Recorded information
——————

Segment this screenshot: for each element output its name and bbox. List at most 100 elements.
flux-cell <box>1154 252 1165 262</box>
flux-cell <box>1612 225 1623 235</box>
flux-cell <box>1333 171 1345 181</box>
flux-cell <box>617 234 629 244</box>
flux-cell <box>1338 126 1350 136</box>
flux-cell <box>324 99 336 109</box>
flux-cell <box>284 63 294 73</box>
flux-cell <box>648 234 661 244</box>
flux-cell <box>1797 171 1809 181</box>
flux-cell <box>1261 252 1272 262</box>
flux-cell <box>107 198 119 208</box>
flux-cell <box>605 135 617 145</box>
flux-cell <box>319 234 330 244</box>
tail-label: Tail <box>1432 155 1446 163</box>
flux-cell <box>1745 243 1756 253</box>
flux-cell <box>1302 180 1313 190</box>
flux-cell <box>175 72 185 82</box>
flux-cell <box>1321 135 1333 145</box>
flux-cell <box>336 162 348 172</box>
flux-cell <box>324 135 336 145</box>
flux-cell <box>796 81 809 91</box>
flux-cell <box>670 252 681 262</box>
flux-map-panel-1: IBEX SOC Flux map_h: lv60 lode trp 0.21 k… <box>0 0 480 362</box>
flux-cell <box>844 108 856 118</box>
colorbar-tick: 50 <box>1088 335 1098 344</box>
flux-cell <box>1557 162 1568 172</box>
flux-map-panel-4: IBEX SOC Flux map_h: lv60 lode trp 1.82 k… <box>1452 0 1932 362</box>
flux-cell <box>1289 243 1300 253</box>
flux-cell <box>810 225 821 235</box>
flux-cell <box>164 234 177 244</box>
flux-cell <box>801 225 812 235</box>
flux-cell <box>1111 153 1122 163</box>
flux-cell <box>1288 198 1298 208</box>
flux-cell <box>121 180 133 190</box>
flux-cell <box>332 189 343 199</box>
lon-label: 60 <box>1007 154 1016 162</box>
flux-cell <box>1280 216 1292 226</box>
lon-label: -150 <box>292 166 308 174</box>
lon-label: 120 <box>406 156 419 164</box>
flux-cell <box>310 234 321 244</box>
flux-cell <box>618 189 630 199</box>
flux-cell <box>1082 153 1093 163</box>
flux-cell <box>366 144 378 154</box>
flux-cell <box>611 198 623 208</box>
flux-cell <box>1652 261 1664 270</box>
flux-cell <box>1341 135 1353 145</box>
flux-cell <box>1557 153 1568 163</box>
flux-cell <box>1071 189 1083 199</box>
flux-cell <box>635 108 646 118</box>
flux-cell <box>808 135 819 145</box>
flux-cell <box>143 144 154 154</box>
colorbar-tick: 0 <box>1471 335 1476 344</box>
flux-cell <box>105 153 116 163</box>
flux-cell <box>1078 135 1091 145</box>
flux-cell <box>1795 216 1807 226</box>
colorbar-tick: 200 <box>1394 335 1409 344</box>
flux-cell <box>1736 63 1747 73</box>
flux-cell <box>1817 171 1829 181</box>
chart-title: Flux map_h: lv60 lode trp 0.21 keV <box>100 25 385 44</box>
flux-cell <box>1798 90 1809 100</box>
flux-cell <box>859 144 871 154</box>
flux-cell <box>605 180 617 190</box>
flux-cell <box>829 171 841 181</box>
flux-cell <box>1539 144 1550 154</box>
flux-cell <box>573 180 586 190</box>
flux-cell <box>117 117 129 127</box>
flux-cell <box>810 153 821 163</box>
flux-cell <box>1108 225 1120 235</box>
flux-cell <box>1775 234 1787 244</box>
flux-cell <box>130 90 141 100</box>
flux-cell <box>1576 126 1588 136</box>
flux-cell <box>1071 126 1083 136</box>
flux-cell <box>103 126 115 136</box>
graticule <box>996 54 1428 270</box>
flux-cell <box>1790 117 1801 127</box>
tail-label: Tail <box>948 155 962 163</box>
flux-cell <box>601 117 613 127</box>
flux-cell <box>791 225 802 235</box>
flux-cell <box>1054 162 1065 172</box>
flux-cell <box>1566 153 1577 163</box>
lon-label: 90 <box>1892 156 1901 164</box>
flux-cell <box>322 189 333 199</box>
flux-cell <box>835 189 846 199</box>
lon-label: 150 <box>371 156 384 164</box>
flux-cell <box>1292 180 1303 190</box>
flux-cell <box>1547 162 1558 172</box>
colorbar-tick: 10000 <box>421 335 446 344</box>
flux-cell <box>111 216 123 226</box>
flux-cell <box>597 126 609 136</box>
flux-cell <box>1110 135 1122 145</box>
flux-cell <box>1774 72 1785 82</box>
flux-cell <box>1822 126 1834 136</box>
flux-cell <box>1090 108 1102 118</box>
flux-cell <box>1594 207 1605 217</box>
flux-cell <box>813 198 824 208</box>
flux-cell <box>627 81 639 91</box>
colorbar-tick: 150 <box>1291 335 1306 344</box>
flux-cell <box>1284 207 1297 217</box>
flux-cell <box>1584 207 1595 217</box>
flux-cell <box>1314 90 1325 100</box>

——————

What is asked
From the records above, pick out every line that contains the string "tick" and copy each one in full.

Response below
colorbar-tick: 50 <box>1088 335 1098 344</box>
colorbar-tick: 0 <box>1471 335 1476 344</box>
colorbar-tick: 200 <box>1394 335 1409 344</box>
colorbar-tick: 10000 <box>421 335 446 344</box>
colorbar-tick: 150 <box>1291 335 1306 344</box>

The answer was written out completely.